WHAT THE EXERCISE ASKS => Report the count of lines where the string "travail" appears, and nothing else.
==========
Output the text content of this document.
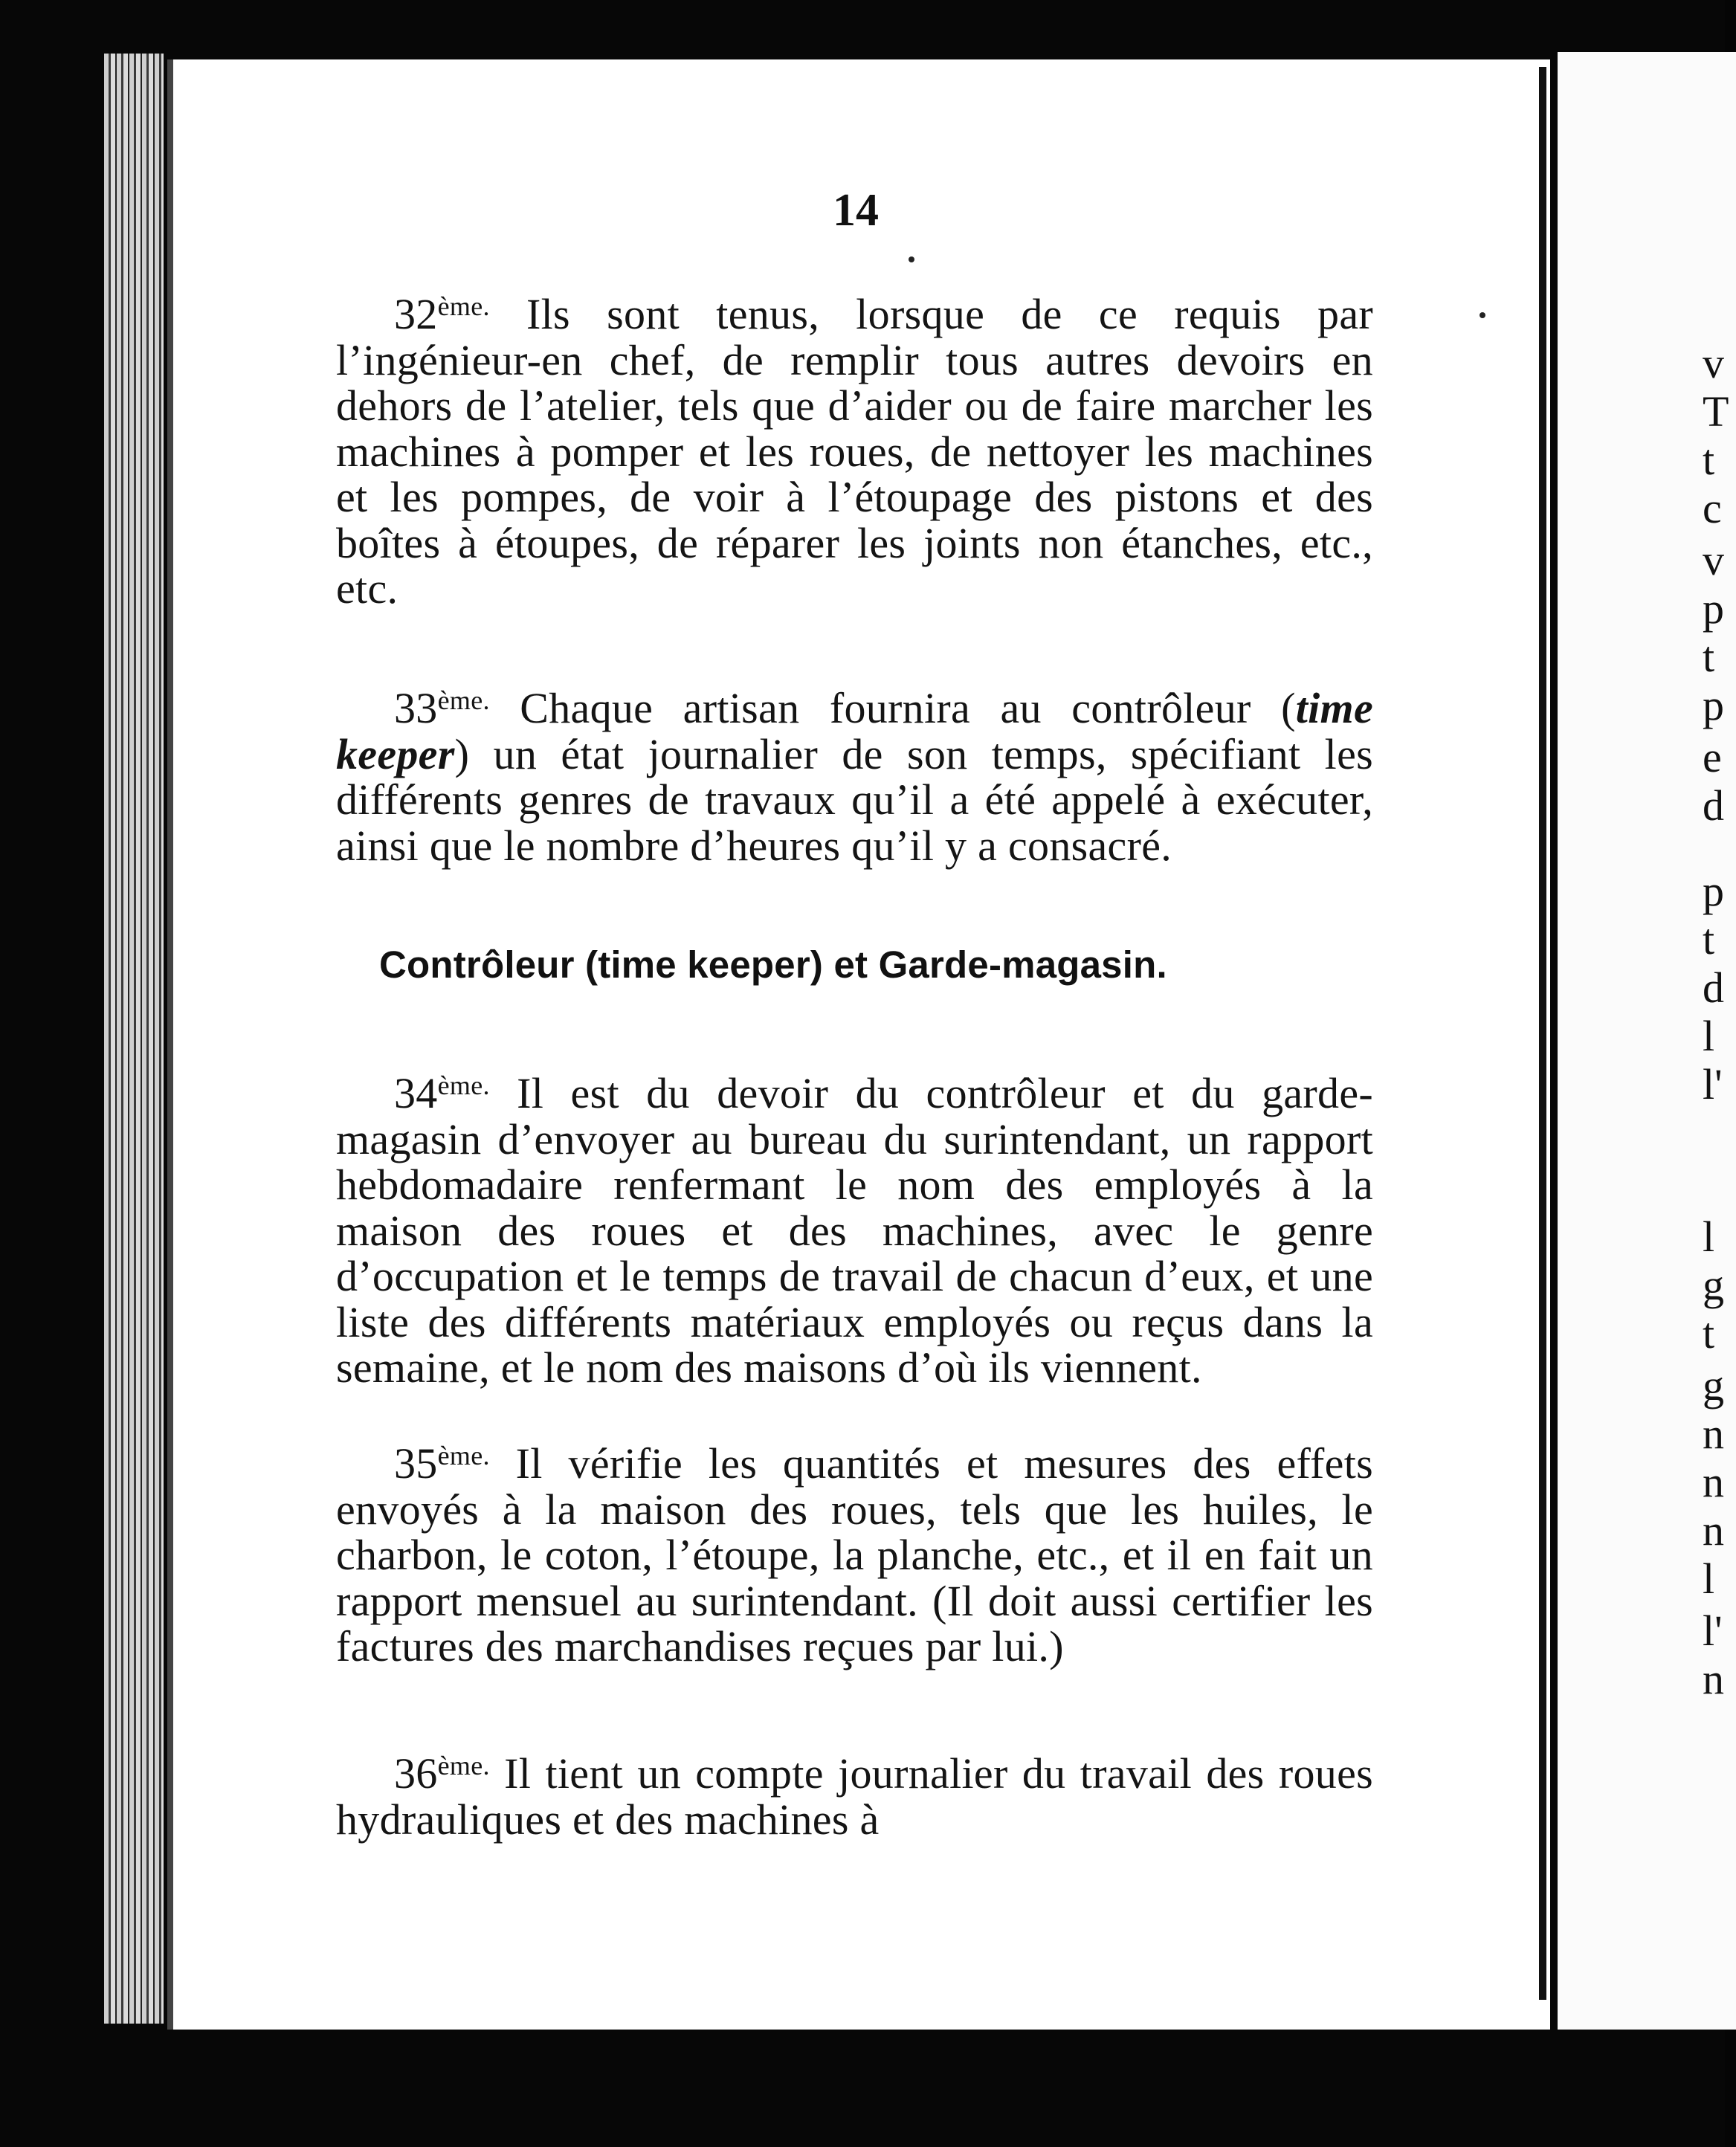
14
$32^{ème.}$ Ils sont tenus, lorsque de ce requis par l’ingénieur-en chef, de remplir tous autres devoirs en dehors de l’atelier, tels que d’aider ou de faire marcher les machines à pomper et les roues, de nettoyer les machines et les pompes, de voir à l’étoupage des pistons et des boîtes à étoupes, de réparer les joints non étanches, etc., etc.
$33^{ème.}$ Chaque artisan fournira au contrôleur (time keeper) un état journalier de son temps, spécifiant les différents genres de travaux qu’il a été appelé à exécuter, ainsi que le nombre d’heures qu’il y a consacré.
Contrôleur (time keeper) et Garde-magasin.
$34^{ème.}$ Il est du devoir du contrôleur et du garde-magasin d’envoyer au bureau du surintendant, un rapport hebdomadaire renfermant le nom des employés à la maison des roues et des machines, avec le genre d’occupation et le temps de travail de chacun d’eux, et une liste des différents matériaux employés ou reçus dans la semaine, et le nom des maisons d’où ils viennent.
$35^{ème.}$ Il vérifie les quantités et mesures des effets envoyés à la maison des roues, tels que les huiles, le charbon, le coton, l’étoupe, la planche, etc., et il en fait un rapport mensuel au surintendant. (Il doit aussi certifier les factures des marchandises reçues par lui.)
$36^{ème.}$ Il tient un compte journalier du travail des roues hydrauliques et des machines à
v
T
t
c
v
p
t
p
e
d
p
t
d
l
l'
l
g
t
g
n
n
n
l
l'
n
==========
THE SOLUTION => 2